▶ _Exercise details_
State how many of the lines below contain the string "this", with letter case taken into account. Give only the number.

▶ _Record extracts_
-------------------------

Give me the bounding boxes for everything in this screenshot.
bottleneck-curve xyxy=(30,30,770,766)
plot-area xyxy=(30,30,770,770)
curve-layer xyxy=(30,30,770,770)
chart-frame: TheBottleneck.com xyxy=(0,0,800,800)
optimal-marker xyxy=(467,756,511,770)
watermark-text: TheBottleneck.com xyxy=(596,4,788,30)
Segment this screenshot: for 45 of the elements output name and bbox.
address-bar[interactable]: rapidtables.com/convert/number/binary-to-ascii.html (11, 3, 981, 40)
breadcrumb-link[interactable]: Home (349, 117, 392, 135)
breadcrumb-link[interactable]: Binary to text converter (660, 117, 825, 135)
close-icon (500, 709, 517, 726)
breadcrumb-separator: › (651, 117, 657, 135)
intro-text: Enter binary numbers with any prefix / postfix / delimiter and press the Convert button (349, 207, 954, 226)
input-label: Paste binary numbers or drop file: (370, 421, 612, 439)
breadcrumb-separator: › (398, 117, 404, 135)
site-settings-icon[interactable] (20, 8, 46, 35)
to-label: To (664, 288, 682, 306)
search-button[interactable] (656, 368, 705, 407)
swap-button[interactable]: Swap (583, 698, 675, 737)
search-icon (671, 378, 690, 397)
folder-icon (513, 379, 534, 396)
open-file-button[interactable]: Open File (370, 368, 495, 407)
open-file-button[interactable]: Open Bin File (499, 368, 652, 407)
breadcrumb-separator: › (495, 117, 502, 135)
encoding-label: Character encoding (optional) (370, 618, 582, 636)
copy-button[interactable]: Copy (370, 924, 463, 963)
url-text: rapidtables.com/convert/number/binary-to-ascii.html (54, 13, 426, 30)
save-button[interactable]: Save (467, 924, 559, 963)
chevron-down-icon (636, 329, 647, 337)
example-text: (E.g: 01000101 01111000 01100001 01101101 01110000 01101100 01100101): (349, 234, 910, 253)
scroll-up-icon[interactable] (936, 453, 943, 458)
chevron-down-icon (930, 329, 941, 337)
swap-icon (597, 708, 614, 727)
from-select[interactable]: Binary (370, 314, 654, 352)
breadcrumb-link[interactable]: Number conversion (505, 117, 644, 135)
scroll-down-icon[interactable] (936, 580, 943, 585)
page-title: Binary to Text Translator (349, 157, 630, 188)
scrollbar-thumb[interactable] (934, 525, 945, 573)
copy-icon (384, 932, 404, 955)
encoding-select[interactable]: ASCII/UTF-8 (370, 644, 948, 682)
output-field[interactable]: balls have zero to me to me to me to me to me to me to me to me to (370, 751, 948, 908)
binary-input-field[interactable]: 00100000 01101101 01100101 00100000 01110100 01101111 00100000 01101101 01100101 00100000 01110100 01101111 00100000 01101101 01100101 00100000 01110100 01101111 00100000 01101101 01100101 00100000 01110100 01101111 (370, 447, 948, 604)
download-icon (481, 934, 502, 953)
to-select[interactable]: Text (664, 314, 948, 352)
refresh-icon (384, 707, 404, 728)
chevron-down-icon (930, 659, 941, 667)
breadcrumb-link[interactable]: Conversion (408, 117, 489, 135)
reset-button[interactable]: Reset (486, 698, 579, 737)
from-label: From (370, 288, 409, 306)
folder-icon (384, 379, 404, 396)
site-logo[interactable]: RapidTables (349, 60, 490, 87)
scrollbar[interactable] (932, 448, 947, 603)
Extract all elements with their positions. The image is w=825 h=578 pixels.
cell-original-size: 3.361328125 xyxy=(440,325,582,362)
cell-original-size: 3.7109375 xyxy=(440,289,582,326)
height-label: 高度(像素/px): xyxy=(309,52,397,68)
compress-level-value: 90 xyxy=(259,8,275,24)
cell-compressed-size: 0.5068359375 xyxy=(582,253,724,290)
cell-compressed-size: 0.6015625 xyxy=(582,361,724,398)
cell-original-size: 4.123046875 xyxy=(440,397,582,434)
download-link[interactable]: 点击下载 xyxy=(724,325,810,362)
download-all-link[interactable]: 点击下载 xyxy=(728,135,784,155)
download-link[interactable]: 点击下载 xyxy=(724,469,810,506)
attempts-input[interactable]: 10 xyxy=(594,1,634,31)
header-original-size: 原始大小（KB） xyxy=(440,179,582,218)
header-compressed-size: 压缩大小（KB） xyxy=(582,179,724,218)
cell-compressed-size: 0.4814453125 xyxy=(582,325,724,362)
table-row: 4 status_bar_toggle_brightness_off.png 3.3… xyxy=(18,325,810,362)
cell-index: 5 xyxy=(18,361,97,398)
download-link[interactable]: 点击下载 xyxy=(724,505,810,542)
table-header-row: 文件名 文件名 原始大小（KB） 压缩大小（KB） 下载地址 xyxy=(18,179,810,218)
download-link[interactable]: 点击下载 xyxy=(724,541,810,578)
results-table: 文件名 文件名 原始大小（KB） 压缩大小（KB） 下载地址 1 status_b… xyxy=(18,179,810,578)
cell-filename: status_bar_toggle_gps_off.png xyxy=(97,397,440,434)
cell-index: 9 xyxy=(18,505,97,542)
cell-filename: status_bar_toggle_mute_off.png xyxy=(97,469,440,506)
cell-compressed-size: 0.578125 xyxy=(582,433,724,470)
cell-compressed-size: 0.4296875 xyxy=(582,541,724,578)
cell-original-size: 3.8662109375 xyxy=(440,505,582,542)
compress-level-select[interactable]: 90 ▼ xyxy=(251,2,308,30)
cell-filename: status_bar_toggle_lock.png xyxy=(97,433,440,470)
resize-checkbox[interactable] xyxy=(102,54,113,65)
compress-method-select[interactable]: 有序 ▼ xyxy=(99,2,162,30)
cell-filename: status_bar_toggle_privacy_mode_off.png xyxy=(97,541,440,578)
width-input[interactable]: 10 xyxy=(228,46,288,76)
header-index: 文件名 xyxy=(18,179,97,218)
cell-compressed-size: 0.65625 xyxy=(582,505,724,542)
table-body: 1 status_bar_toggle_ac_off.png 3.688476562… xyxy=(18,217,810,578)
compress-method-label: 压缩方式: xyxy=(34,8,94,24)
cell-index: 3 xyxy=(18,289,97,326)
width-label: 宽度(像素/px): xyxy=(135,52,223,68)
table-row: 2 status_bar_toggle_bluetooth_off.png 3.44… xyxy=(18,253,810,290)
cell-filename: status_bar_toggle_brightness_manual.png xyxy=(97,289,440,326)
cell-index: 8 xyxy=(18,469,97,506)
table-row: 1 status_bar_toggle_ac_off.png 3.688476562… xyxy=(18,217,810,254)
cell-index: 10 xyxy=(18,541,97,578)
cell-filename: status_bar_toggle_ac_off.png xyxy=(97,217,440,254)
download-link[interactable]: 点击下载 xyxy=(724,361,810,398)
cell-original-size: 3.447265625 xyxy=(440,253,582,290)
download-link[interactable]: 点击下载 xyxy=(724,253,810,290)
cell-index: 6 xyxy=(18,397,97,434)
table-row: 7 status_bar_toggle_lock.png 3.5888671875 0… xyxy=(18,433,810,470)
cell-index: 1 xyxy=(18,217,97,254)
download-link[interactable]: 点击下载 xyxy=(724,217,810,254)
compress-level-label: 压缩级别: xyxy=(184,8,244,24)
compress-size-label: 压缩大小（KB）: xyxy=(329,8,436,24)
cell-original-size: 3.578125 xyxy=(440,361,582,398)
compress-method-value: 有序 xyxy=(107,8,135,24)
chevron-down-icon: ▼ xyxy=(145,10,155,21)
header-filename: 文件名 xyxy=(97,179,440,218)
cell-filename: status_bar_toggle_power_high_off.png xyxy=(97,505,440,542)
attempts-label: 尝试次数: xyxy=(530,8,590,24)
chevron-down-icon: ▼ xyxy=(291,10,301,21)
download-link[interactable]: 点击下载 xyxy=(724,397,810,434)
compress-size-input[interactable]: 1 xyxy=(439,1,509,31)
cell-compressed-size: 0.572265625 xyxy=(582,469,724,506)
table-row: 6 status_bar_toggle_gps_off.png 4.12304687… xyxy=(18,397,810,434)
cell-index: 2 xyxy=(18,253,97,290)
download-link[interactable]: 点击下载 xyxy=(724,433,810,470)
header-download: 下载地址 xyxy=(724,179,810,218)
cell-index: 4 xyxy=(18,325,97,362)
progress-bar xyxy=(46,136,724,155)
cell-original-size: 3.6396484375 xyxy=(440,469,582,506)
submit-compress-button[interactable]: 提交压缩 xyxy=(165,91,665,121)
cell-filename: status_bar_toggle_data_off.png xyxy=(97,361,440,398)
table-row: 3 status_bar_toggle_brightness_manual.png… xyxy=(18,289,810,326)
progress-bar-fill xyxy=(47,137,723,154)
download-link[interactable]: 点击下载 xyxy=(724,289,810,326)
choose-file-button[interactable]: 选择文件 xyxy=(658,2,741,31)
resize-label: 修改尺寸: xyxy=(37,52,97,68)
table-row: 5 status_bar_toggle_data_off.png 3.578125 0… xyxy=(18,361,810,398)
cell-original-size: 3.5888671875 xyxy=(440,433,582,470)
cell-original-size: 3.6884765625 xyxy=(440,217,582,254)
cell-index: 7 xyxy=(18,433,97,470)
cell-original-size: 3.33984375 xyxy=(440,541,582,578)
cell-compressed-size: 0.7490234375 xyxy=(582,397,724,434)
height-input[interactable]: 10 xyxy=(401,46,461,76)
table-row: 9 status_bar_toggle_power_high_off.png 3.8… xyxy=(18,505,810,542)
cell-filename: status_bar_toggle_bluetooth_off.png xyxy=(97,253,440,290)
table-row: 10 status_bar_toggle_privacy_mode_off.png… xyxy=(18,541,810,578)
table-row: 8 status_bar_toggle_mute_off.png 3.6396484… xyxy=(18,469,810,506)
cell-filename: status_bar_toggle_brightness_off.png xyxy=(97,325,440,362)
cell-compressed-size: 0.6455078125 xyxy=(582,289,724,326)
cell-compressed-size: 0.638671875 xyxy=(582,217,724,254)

-------------------------

▶ _Exercise solution_
2